■ **Set task**: All lines below must be repeated exactly, with the pictures omitted.

Structured figure records:

________________

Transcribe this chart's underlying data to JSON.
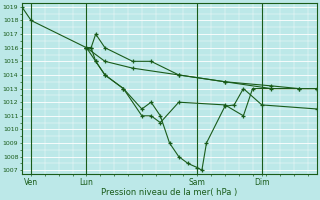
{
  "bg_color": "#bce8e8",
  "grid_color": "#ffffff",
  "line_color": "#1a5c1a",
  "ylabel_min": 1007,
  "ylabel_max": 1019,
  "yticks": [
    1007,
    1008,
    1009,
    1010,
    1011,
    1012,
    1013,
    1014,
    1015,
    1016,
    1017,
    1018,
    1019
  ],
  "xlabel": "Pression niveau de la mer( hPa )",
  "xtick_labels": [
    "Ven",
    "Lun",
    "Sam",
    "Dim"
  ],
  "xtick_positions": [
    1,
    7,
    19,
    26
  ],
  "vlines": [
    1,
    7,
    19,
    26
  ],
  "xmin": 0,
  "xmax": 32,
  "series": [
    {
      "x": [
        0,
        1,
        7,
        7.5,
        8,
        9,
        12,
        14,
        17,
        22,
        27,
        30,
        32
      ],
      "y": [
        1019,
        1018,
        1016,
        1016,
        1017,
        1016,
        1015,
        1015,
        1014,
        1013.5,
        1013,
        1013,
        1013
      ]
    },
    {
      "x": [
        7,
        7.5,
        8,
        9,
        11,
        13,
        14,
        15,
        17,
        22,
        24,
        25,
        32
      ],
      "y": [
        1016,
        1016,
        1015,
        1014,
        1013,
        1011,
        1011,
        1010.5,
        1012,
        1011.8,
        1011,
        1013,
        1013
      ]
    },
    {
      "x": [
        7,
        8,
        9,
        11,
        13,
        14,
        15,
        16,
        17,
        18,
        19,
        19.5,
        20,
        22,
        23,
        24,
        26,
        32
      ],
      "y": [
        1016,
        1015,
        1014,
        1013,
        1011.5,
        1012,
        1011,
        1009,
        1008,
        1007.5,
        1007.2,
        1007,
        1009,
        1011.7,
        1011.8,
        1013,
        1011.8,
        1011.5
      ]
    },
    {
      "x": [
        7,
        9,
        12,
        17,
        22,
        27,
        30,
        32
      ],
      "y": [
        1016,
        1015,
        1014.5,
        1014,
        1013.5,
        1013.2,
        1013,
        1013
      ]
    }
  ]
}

________________

■ **Full solution**:
Transcribe this chart's underlying data to JSON.
{
  "bg_color": "#bce8e8",
  "grid_color": "#ffffff",
  "line_color": "#1a5c1a",
  "ylabel_min": 1007,
  "ylabel_max": 1019,
  "yticks": [
    1007,
    1008,
    1009,
    1010,
    1011,
    1012,
    1013,
    1014,
    1015,
    1016,
    1017,
    1018,
    1019
  ],
  "xlabel": "Pression niveau de la mer( hPa )",
  "xtick_labels": [
    "Ven",
    "Lun",
    "Sam",
    "Dim"
  ],
  "xtick_positions": [
    1,
    7,
    19,
    26
  ],
  "vlines": [
    1,
    7,
    19,
    26
  ],
  "xmin": 0,
  "xmax": 32,
  "series": [
    {
      "x": [
        0,
        1,
        7,
        7.5,
        8,
        9,
        12,
        14,
        17,
        22,
        27,
        30,
        32
      ],
      "y": [
        1019,
        1018,
        1016,
        1016,
        1017,
        1016,
        1015,
        1015,
        1014,
        1013.5,
        1013,
        1013,
        1013
      ]
    },
    {
      "x": [
        7,
        7.5,
        8,
        9,
        11,
        13,
        14,
        15,
        17,
        22,
        24,
        25,
        32
      ],
      "y": [
        1016,
        1016,
        1015,
        1014,
        1013,
        1011,
        1011,
        1010.5,
        1012,
        1011.8,
        1011,
        1013,
        1013
      ]
    },
    {
      "x": [
        7,
        8,
        9,
        11,
        13,
        14,
        15,
        16,
        17,
        18,
        19,
        19.5,
        20,
        22,
        23,
        24,
        26,
        32
      ],
      "y": [
        1016,
        1015,
        1014,
        1013,
        1011.5,
        1012,
        1011,
        1009,
        1008,
        1007.5,
        1007.2,
        1007,
        1009,
        1011.7,
        1011.8,
        1013,
        1011.8,
        1011.5
      ]
    },
    {
      "x": [
        7,
        9,
        12,
        17,
        22,
        27,
        30,
        32
      ],
      "y": [
        1016,
        1015,
        1014.5,
        1014,
        1013.5,
        1013.2,
        1013,
        1013
      ]
    }
  ]
}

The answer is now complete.